Excerpted data:
================================
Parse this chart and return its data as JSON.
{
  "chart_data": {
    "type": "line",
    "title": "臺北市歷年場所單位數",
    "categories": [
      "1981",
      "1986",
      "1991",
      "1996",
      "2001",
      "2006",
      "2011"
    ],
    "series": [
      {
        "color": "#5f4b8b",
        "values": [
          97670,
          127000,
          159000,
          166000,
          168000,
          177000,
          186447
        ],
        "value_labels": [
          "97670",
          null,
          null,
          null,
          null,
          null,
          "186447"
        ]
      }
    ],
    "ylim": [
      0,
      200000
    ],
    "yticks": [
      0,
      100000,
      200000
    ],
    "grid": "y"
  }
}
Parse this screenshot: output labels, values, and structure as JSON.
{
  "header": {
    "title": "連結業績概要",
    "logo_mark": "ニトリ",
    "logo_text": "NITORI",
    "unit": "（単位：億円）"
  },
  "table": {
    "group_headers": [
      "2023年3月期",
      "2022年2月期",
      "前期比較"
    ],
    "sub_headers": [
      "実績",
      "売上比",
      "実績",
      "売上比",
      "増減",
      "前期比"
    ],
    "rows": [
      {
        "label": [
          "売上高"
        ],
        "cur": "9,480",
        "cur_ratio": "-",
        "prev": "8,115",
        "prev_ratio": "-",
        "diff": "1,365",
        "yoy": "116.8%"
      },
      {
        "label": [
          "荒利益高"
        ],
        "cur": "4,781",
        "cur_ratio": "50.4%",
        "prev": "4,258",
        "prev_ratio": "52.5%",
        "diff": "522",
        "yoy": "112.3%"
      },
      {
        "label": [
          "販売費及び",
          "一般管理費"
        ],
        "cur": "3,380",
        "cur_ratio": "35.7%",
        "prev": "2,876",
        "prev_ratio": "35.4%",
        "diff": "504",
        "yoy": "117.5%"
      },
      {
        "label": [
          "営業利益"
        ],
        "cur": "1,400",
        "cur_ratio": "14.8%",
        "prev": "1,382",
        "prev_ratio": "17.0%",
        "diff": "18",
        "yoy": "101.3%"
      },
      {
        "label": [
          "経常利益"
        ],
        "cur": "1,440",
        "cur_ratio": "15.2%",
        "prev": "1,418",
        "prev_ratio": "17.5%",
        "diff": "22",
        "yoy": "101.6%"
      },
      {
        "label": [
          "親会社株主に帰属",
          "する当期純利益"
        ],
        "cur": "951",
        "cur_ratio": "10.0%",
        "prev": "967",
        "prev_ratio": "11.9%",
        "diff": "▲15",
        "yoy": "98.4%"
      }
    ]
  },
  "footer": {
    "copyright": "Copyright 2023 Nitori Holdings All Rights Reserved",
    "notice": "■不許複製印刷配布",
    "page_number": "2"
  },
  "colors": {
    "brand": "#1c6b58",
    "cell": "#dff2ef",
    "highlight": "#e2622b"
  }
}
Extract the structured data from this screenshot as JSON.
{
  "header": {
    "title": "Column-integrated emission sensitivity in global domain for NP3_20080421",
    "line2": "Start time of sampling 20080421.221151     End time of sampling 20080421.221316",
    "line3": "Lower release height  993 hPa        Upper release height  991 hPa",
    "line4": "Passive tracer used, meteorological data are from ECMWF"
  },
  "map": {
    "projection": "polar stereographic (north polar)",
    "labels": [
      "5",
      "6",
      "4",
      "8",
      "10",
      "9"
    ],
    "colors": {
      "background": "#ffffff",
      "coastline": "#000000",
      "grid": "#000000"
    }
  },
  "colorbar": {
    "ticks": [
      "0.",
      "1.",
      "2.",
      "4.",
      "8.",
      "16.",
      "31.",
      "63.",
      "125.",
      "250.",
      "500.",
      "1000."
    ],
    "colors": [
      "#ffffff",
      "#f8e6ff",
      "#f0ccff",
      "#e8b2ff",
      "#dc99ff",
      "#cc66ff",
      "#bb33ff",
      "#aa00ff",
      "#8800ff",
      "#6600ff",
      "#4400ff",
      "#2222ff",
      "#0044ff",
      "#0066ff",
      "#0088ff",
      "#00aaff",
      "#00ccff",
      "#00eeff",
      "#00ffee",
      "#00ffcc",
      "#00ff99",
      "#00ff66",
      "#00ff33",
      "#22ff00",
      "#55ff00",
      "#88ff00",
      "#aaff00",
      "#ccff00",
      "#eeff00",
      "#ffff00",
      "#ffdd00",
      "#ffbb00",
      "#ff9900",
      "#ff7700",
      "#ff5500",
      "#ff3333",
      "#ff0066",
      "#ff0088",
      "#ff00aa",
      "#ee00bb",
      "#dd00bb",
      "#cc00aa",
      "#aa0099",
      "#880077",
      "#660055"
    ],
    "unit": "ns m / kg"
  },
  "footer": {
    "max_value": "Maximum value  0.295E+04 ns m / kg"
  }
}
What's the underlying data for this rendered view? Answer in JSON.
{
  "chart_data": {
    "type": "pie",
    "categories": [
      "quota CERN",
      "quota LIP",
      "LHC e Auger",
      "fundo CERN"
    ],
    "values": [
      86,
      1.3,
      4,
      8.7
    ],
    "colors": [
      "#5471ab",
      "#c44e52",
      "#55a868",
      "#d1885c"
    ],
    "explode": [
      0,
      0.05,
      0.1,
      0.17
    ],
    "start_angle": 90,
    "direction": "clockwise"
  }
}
================================
Direction: Please set down all the data word for word.

Answer:
Parse this chart and return its data as JSON.
{
  "chart_data": {
    "type": "line",
    "title": "臺北市歷年場所單位數",
    "categories": [
      "1981",
      "1986",
      "1991",
      "1996",
      "2001",
      "2006",
      "2011"
    ],
    "series": [
      {
        "color": "#5f4b8b",
        "values": [
          97670,
          127000,
          159000,
          166000,
          168000,
          177000,
          186447
        ],
        "value_labels": [
          "97670",
          null,
          null,
          null,
          null,
          null,
          "186447"
        ]
      }
    ],
    "ylim": [
      0,
      200000
    ],
    "yticks": [
      0,
      100000,
      200000
    ],
    "grid": "y"
  }
}
Parse this screenshot: output labels, values, and structure as JSON.
{
  "header": {
    "title": "連結業績概要",
    "logo_mark": "ニトリ",
    "logo_text": "NITORI",
    "unit": "（単位：億円）"
  },
  "table": {
    "group_headers": [
      "2023年3月期",
      "2022年2月期",
      "前期比較"
    ],
    "sub_headers": [
      "実績",
      "売上比",
      "実績",
      "売上比",
      "増減",
      "前期比"
    ],
    "rows": [
      {
        "label": [
          "売上高"
        ],
        "cur": "9,480",
        "cur_ratio": "-",
        "prev": "8,115",
        "prev_ratio": "-",
        "diff": "1,365",
        "yoy": "116.8%"
      },
      {
        "label": [
          "荒利益高"
        ],
        "cur": "4,781",
        "cur_ratio": "50.4%",
        "prev": "4,258",
        "prev_ratio": "52.5%",
        "diff": "522",
        "yoy": "112.3%"
      },
      {
        "label": [
          "販売費及び",
          "一般管理費"
        ],
        "cur": "3,380",
        "cur_ratio": "35.7%",
        "prev": "2,876",
        "prev_ratio": "35.4%",
        "diff": "504",
        "yoy": "117.5%"
      },
      {
        "label": [
          "営業利益"
        ],
        "cur": "1,400",
        "cur_ratio": "14.8%",
        "prev": "1,382",
        "prev_ratio": "17.0%",
        "diff": "18",
        "yoy": "101.3%"
      },
      {
        "label": [
          "経常利益"
        ],
        "cur": "1,440",
        "cur_ratio": "15.2%",
        "prev": "1,418",
        "prev_ratio": "17.5%",
        "diff": "22",
        "yoy": "101.6%"
      },
      {
        "label": [
          "親会社株主に帰属",
          "する当期純利益"
        ],
        "cur": "951",
        "cur_ratio": "10.0%",
        "prev": "967",
        "prev_ratio": "11.9%",
        "diff": "▲15",
        "yoy": "98.4%"
      }
    ]
  },
  "footer": {
    "copyright": "Copyright 2023 Nitori Holdings All Rights Reserved",
    "notice": "■不許複製印刷配布",
    "page_number": "2"
  },
  "colors": {
    "brand": "#1c6b58",
    "cell": "#dff2ef",
    "highlight": "#e2622b"
  }
}
Extract the structured data from this screenshot as JSON.
{
  "header": {
    "title": "Column-integrated emission sensitivity in global domain for NP3_20080421",
    "line2": "Start time of sampling 20080421.221151     End time of sampling 20080421.221316",
    "line3": "Lower release height  993 hPa        Upper release height  991 hPa",
    "line4": "Passive tracer used, meteorological data are from ECMWF"
  },
  "map": {
    "projection": "polar stereographic (north polar)",
    "labels": [
      "5",
      "6",
      "4",
      "8",
      "10",
      "9"
    ],
    "colors": {
      "background": "#ffffff",
      "coastline": "#000000",
      "grid": "#000000"
    }
  },
  "colorbar": {
    "ticks": [
      "0.",
      "1.",
      "2.",
      "4.",
      "8.",
      "16.",
      "31.",
      "63.",
      "125.",
      "250.",
      "500.",
      "1000."
    ],
    "colors": [
      "#ffffff",
      "#f8e6ff",
      "#f0ccff",
      "#e8b2ff",
      "#dc99ff",
      "#cc66ff",
      "#bb33ff",
      "#aa00ff",
      "#8800ff",
      "#6600ff",
      "#4400ff",
      "#2222ff",
      "#0044ff",
      "#0066ff",
      "#0088ff",
      "#00aaff",
      "#00ccff",
      "#00eeff",
      "#00ffee",
      "#00ffcc",
      "#00ff99",
      "#00ff66",
      "#00ff33",
      "#22ff00",
      "#55ff00",
      "#88ff00",
      "#aaff00",
      "#ccff00",
      "#eeff00",
      "#ffff00",
      "#ffdd00",
      "#ffbb00",
      "#ff9900",
      "#ff7700",
      "#ff5500",
      "#ff3333",
      "#ff0066",
      "#ff0088",
      "#ff00aa",
      "#ee00bb",
      "#dd00bb",
      "#cc00aa",
      "#aa0099",
      "#880077",
      "#660055"
    ],
    "unit": "ns m / kg"
  },
  "footer": {
    "max_value": "Maximum value  0.295E+04 ns m / kg"
  }
}
What's the underlying data for this rendered view? Answer in JSON.
{
  "chart_data": {
    "type": "pie",
    "categories": [
      "quota CERN",
      "quota LIP",
      "LHC e Auger",
      "fundo CERN"
    ],
    "values": [
      86,
      1.3,
      4,
      8.7
    ],
    "colors": [
      "#5471ab",
      "#c44e52",
      "#55a868",
      "#d1885c"
    ],
    "explode": [
      0,
      0.05,
      0.1,
      0.17
    ],
    "start_angle": 90,
    "direction": "clockwise"
  }
}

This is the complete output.